(Task to carry out) Extract the text of each entry below exactly, leaving every image behind.

Extracts from a graphics dataset
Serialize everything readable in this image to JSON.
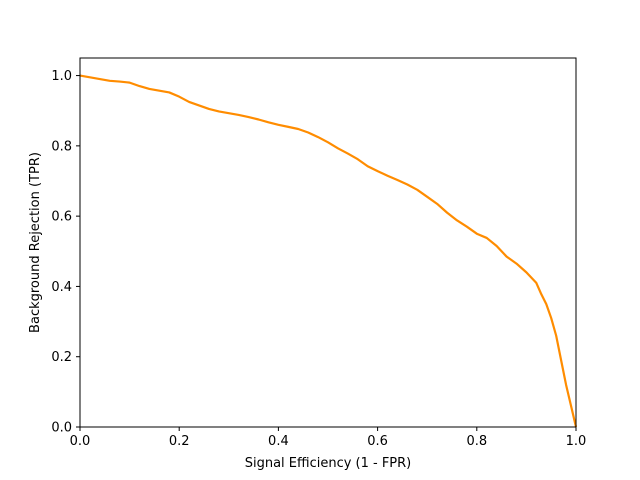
{
  "chart_data": {
    "type": "line",
    "title": "",
    "xlabel": "Signal Efficiency (1 - FPR)",
    "ylabel": "Background Rejection  (TPR)",
    "xlim": [
      0.0,
      1.0
    ],
    "ylim": [
      0.0,
      1.05
    ],
    "xticks": [
      0.0,
      0.2,
      0.4,
      0.6,
      0.8,
      1.0
    ],
    "yticks": [
      0.0,
      0.2,
      0.4,
      0.6,
      0.8,
      1.0
    ],
    "xtick_labels": [
      "0.0",
      "0.2",
      "0.4",
      "0.6",
      "0.8",
      "1.0"
    ],
    "ytick_labels": [
      "0.0",
      "0.2",
      "0.4",
      "0.6",
      "0.8",
      "1.0"
    ],
    "grid": false,
    "legend": "none",
    "series": [
      {
        "color": "#ff8c00",
        "x": [
          0.0,
          0.02,
          0.04,
          0.06,
          0.08,
          0.1,
          0.12,
          0.14,
          0.16,
          0.18,
          0.2,
          0.22,
          0.24,
          0.26,
          0.28,
          0.3,
          0.32,
          0.34,
          0.36,
          0.38,
          0.4,
          0.42,
          0.44,
          0.46,
          0.48,
          0.5,
          0.52,
          0.54,
          0.56,
          0.58,
          0.6,
          0.62,
          0.64,
          0.66,
          0.68,
          0.7,
          0.72,
          0.74,
          0.76,
          0.78,
          0.8,
          0.82,
          0.84,
          0.86,
          0.88,
          0.9,
          0.91,
          0.92,
          0.93,
          0.94,
          0.95,
          0.96,
          0.97,
          0.98,
          0.99,
          1.0
        ],
        "y": [
          1.0,
          0.995,
          0.99,
          0.985,
          0.983,
          0.98,
          0.97,
          0.962,
          0.957,
          0.952,
          0.94,
          0.925,
          0.915,
          0.905,
          0.898,
          0.893,
          0.888,
          0.882,
          0.875,
          0.867,
          0.86,
          0.854,
          0.848,
          0.838,
          0.825,
          0.81,
          0.793,
          0.778,
          0.762,
          0.742,
          0.728,
          0.715,
          0.703,
          0.69,
          0.675,
          0.655,
          0.635,
          0.61,
          0.588,
          0.57,
          0.55,
          0.538,
          0.515,
          0.485,
          0.465,
          0.44,
          0.425,
          0.41,
          0.378,
          0.35,
          0.31,
          0.26,
          0.19,
          0.12,
          0.06,
          0.0
        ]
      }
    ]
  }
}
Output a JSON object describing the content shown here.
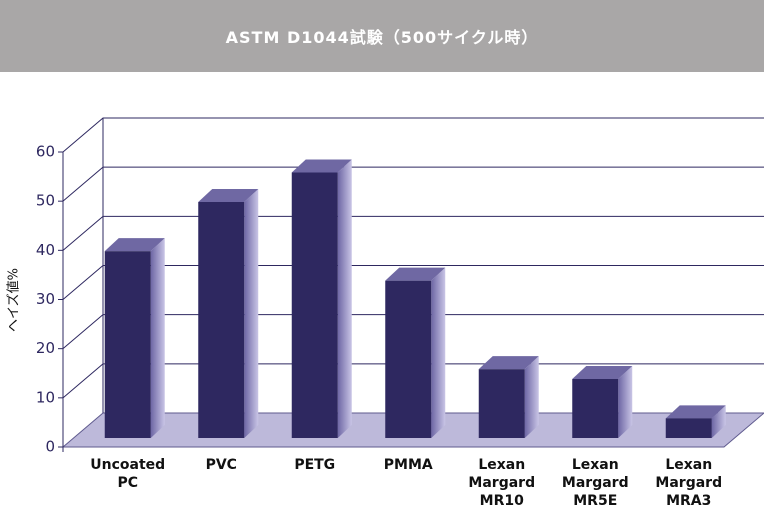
{
  "chart_data": {
    "type": "bar3d",
    "title": "ASTM D1044試験（500サイクル時）",
    "y_label": "ヘイズ値%",
    "categories": [
      "Uncoated PC",
      "PVC",
      "PETG",
      "PMMA",
      "Lexan Margard MR10",
      "Lexan Margard MR5E",
      "Lexan Margard MRA3"
    ],
    "values": [
      38,
      48,
      54,
      32,
      14,
      12,
      4
    ],
    "color": "#2e2860",
    "ylim": [
      0,
      60
    ],
    "yticks": [
      0,
      10,
      20,
      30,
      40,
      50,
      60
    ],
    "grid": true
  }
}
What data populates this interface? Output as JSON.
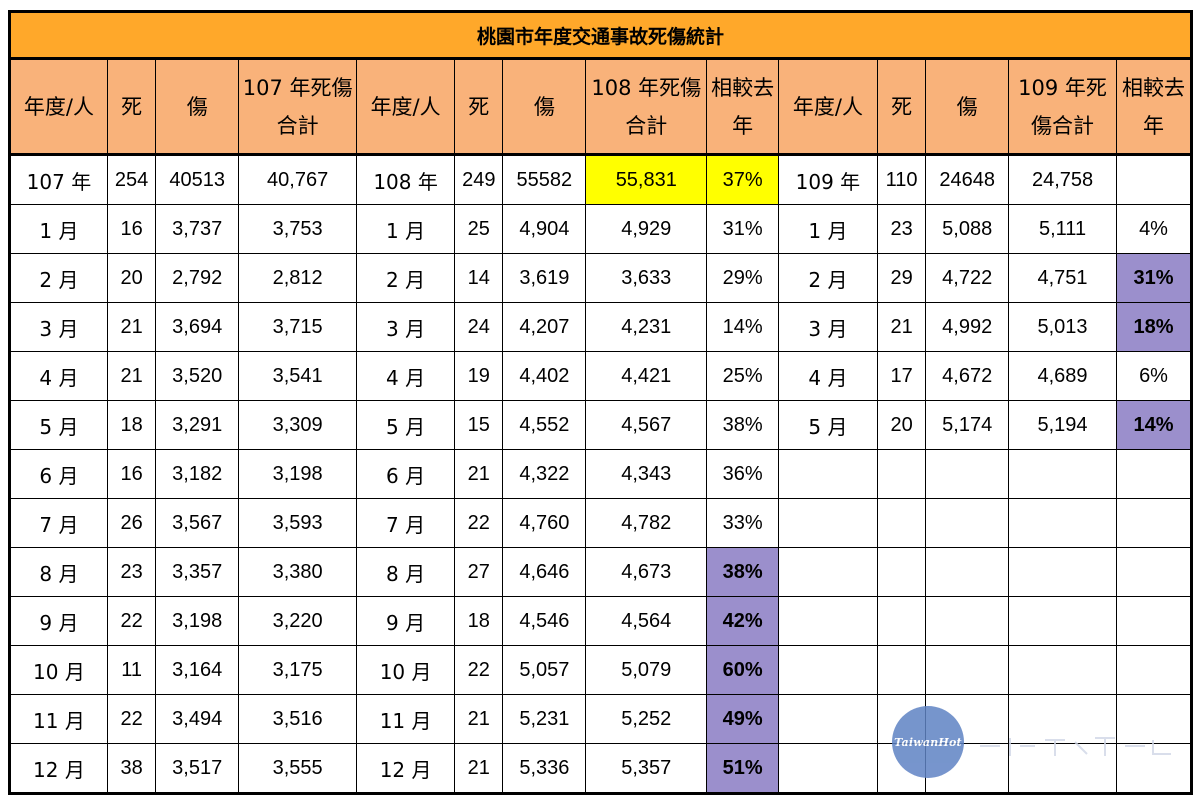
{
  "title": "桃園市年度交通事故死傷統計",
  "headers": [
    "年度/人",
    "死",
    "傷",
    "107 年死傷|合計",
    "年度/人",
    "死",
    "傷",
    "108 年死傷|合計",
    "相較去|年",
    "年度/人",
    "死",
    "傷",
    "109 年死|傷合計",
    "相較去|年"
  ],
  "rows": [
    {
      "c": [
        "107 年",
        "254",
        "40513",
        "40,767",
        "108 年",
        "249",
        "55582",
        "55,831",
        "37%",
        "109 年",
        "110",
        "24648",
        "24,758",
        ""
      ]
    },
    {
      "c": [
        "1 月",
        "16",
        "3,737",
        "3,753",
        "1 月",
        "25",
        "4,904",
        "4,929",
        "31%",
        "1 月",
        "23",
        "5,088",
        "5,111",
        "4%"
      ]
    },
    {
      "c": [
        "2 月",
        "20",
        "2,792",
        "2,812",
        "2 月",
        "14",
        "3,619",
        "3,633",
        "29%",
        "2 月",
        "29",
        "4,722",
        "4,751",
        "31%"
      ]
    },
    {
      "c": [
        "3 月",
        "21",
        "3,694",
        "3,715",
        "3 月",
        "24",
        "4,207",
        "4,231",
        "14%",
        "3 月",
        "21",
        "4,992",
        "5,013",
        "18%"
      ]
    },
    {
      "c": [
        "4 月",
        "21",
        "3,520",
        "3,541",
        "4 月",
        "19",
        "4,402",
        "4,421",
        "25%",
        "4 月",
        "17",
        "4,672",
        "4,689",
        "6%"
      ]
    },
    {
      "c": [
        "5 月",
        "18",
        "3,291",
        "3,309",
        "5 月",
        "15",
        "4,552",
        "4,567",
        "38%",
        "5 月",
        "20",
        "5,174",
        "5,194",
        "14%"
      ]
    },
    {
      "c": [
        "6 月",
        "16",
        "3,182",
        "3,198",
        "6 月",
        "21",
        "4,322",
        "4,343",
        "36%",
        "",
        "",
        "",
        "",
        ""
      ]
    },
    {
      "c": [
        "7 月",
        "26",
        "3,567",
        "3,593",
        "7 月",
        "22",
        "4,760",
        "4,782",
        "33%",
        "",
        "",
        "",
        "",
        ""
      ]
    },
    {
      "c": [
        "8 月",
        "23",
        "3,357",
        "3,380",
        "8 月",
        "27",
        "4,646",
        "4,673",
        "38%",
        "",
        "",
        "",
        "",
        ""
      ]
    },
    {
      "c": [
        "9 月",
        "22",
        "3,198",
        "3,220",
        "9 月",
        "18",
        "4,546",
        "4,564",
        "42%",
        "",
        "",
        "",
        "",
        ""
      ]
    },
    {
      "c": [
        "10 月",
        "11",
        "3,164",
        "3,175",
        "10 月",
        "22",
        "5,057",
        "5,079",
        "60%",
        "",
        "",
        "",
        "",
        ""
      ]
    },
    {
      "c": [
        "11 月",
        "22",
        "3,494",
        "3,516",
        "11 月",
        "21",
        "5,231",
        "5,252",
        "49%",
        "",
        "",
        "",
        "",
        ""
      ]
    },
    {
      "c": [
        "12 月",
        "38",
        "3,517",
        "3,555",
        "12 月",
        "21",
        "5,336",
        "5,357",
        "51%",
        "",
        "",
        "",
        "",
        ""
      ]
    }
  ],
  "highlights": {
    "yellow": [
      [
        0,
        7
      ],
      [
        0,
        8
      ]
    ],
    "purple": [
      [
        2,
        13
      ],
      [
        3,
        13
      ],
      [
        5,
        13
      ],
      [
        8,
        8
      ],
      [
        9,
        8
      ],
      [
        10,
        8
      ],
      [
        11,
        8
      ],
      [
        12,
        8
      ]
    ]
  },
  "colors": {
    "title_bg": "#ffa82a",
    "header_bg": "#f9b27a",
    "yellow": "#ffff00",
    "purple": "#9b8fcc"
  },
  "watermark": {
    "logo_text": "TaiwanHot",
    "icon": "taiwanhot-logo-icon"
  }
}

(Full output)
Serialize everything readable in this image to JSON.
{
  "chart_data": {
    "type": "line",
    "title": "",
    "xlabel": "Signal Efficiency (1 - FPR)",
    "ylabel": "Background Rejection  (TPR)",
    "xlim": [
      0.0,
      1.0
    ],
    "ylim": [
      0.0,
      1.05
    ],
    "xticks": [
      0.0,
      0.2,
      0.4,
      0.6,
      0.8,
      1.0
    ],
    "yticks": [
      0.0,
      0.2,
      0.4,
      0.6,
      0.8,
      1.0
    ],
    "xtick_labels": [
      "0.0",
      "0.2",
      "0.4",
      "0.6",
      "0.8",
      "1.0"
    ],
    "ytick_labels": [
      "0.0",
      "0.2",
      "0.4",
      "0.6",
      "0.8",
      "1.0"
    ],
    "grid": false,
    "legend": "none",
    "series": [
      {
        "color": "#ff8c00",
        "x": [
          0.0,
          0.02,
          0.04,
          0.06,
          0.08,
          0.1,
          0.12,
          0.14,
          0.16,
          0.18,
          0.2,
          0.22,
          0.24,
          0.26,
          0.28,
          0.3,
          0.32,
          0.34,
          0.36,
          0.38,
          0.4,
          0.42,
          0.44,
          0.46,
          0.48,
          0.5,
          0.52,
          0.54,
          0.56,
          0.58,
          0.6,
          0.62,
          0.64,
          0.66,
          0.68,
          0.7,
          0.72,
          0.74,
          0.76,
          0.78,
          0.8,
          0.82,
          0.84,
          0.86,
          0.88,
          0.9,
          0.91,
          0.92,
          0.93,
          0.94,
          0.95,
          0.96,
          0.97,
          0.98,
          0.99,
          1.0
        ],
        "y": [
          1.0,
          0.995,
          0.99,
          0.985,
          0.983,
          0.98,
          0.97,
          0.962,
          0.957,
          0.952,
          0.94,
          0.925,
          0.915,
          0.905,
          0.898,
          0.893,
          0.888,
          0.882,
          0.875,
          0.867,
          0.86,
          0.854,
          0.848,
          0.838,
          0.825,
          0.81,
          0.793,
          0.778,
          0.762,
          0.742,
          0.728,
          0.715,
          0.703,
          0.69,
          0.675,
          0.655,
          0.635,
          0.61,
          0.588,
          0.57,
          0.55,
          0.538,
          0.515,
          0.485,
          0.465,
          0.44,
          0.425,
          0.41,
          0.378,
          0.35,
          0.31,
          0.26,
          0.19,
          0.12,
          0.06,
          0.0
        ]
      }
    ]
  }
}
Output a JSON object describing the content shown here.
{
  "chart_data": {
    "type": "bar3d",
    "title": "ASTM D1044試験（500サイクル時）",
    "y_label": "ヘイズ値%",
    "categories": [
      "Uncoated PC",
      "PVC",
      "PETG",
      "PMMA",
      "Lexan Margard MR10",
      "Lexan Margard MR5E",
      "Lexan Margard MRA3"
    ],
    "values": [
      38,
      48,
      54,
      32,
      14,
      12,
      4
    ],
    "color": "#2e2860",
    "ylim": [
      0,
      60
    ],
    "yticks": [
      0,
      10,
      20,
      30,
      40,
      50,
      60
    ],
    "grid": true
  }
}
What data populates this interface? Output as JSON.
{
  "title": "桃園市年度交通事故死傷統計",
  "headers": [
    "年度/人",
    "死",
    "傷",
    "107 年死傷|合計",
    "年度/人",
    "死",
    "傷",
    "108 年死傷|合計",
    "相較去|年",
    "年度/人",
    "死",
    "傷",
    "109 年死|傷合計",
    "相較去|年"
  ],
  "rows": [
    {
      "c": [
        "107 年",
        "254",
        "40513",
        "40,767",
        "108 年",
        "249",
        "55582",
        "55,831",
        "37%",
        "109 年",
        "110",
        "24648",
        "24,758",
        ""
      ]
    },
    {
      "c": [
        "1 月",
        "16",
        "3,737",
        "3,753",
        "1 月",
        "25",
        "4,904",
        "4,929",
        "31%",
        "1 月",
        "23",
        "5,088",
        "5,111",
        "4%"
      ]
    },
    {
      "c": [
        "2 月",
        "20",
        "2,792",
        "2,812",
        "2 月",
        "14",
        "3,619",
        "3,633",
        "29%",
        "2 月",
        "29",
        "4,722",
        "4,751",
        "31%"
      ]
    },
    {
      "c": [
        "3 月",
        "21",
        "3,694",
        "3,715",
        "3 月",
        "24",
        "4,207",
        "4,231",
        "14%",
        "3 月",
        "21",
        "4,992",
        "5,013",
        "18%"
      ]
    },
    {
      "c": [
        "4 月",
        "21",
        "3,520",
        "3,541",
        "4 月",
        "19",
        "4,402",
        "4,421",
        "25%",
        "4 月",
        "17",
        "4,672",
        "4,689",
        "6%"
      ]
    },
    {
      "c": [
        "5 月",
        "18",
        "3,291",
        "3,309",
        "5 月",
        "15",
        "4,552",
        "4,567",
        "38%",
        "5 月",
        "20",
        "5,174",
        "5,194",
        "14%"
      ]
    },
    {
      "c": [
        "6 月",
        "16",
        "3,182",
        "3,198",
        "6 月",
        "21",
        "4,322",
        "4,343",
        "36%",
        "",
        "",
        "",
        "",
        ""
      ]
    },
    {
      "c": [
        "7 月",
        "26",
        "3,567",
        "3,593",
        "7 月",
        "22",
        "4,760",
        "4,782",
        "33%",
        "",
        "",
        "",
        "",
        ""
      ]
    },
    {
      "c": [
        "8 月",
        "23",
        "3,357",
        "3,380",
        "8 月",
        "27",
        "4,646",
        "4,673",
        "38%",
        "",
        "",
        "",
        "",
        ""
      ]
    },
    {
      "c": [
        "9 月",
        "22",
        "3,198",
        "3,220",
        "9 月",
        "18",
        "4,546",
        "4,564",
        "42%",
        "",
        "",
        "",
        "",
        ""
      ]
    },
    {
      "c": [
        "10 月",
        "11",
        "3,164",
        "3,175",
        "10 月",
        "22",
        "5,057",
        "5,079",
        "60%",
        "",
        "",
        "",
        "",
        ""
      ]
    },
    {
      "c": [
        "11 月",
        "22",
        "3,494",
        "3,516",
        "11 月",
        "21",
        "5,231",
        "5,252",
        "49%",
        "",
        "",
        "",
        "",
        ""
      ]
    },
    {
      "c": [
        "12 月",
        "38",
        "3,517",
        "3,555",
        "12 月",
        "21",
        "5,336",
        "5,357",
        "51%",
        "",
        "",
        "",
        "",
        ""
      ]
    }
  ],
  "highlights": {
    "yellow": [
      [
        0,
        7
      ],
      [
        0,
        8
      ]
    ],
    "purple": [
      [
        2,
        13
      ],
      [
        3,
        13
      ],
      [
        5,
        13
      ],
      [
        8,
        8
      ],
      [
        9,
        8
      ],
      [
        10,
        8
      ],
      [
        11,
        8
      ],
      [
        12,
        8
      ]
    ]
  },
  "colors": {
    "title_bg": "#ffa82a",
    "header_bg": "#f9b27a",
    "yellow": "#ffff00",
    "purple": "#9b8fcc"
  },
  "watermark": {
    "logo_text": "TaiwanHot",
    "icon": "taiwanhot-logo-icon"
  }
}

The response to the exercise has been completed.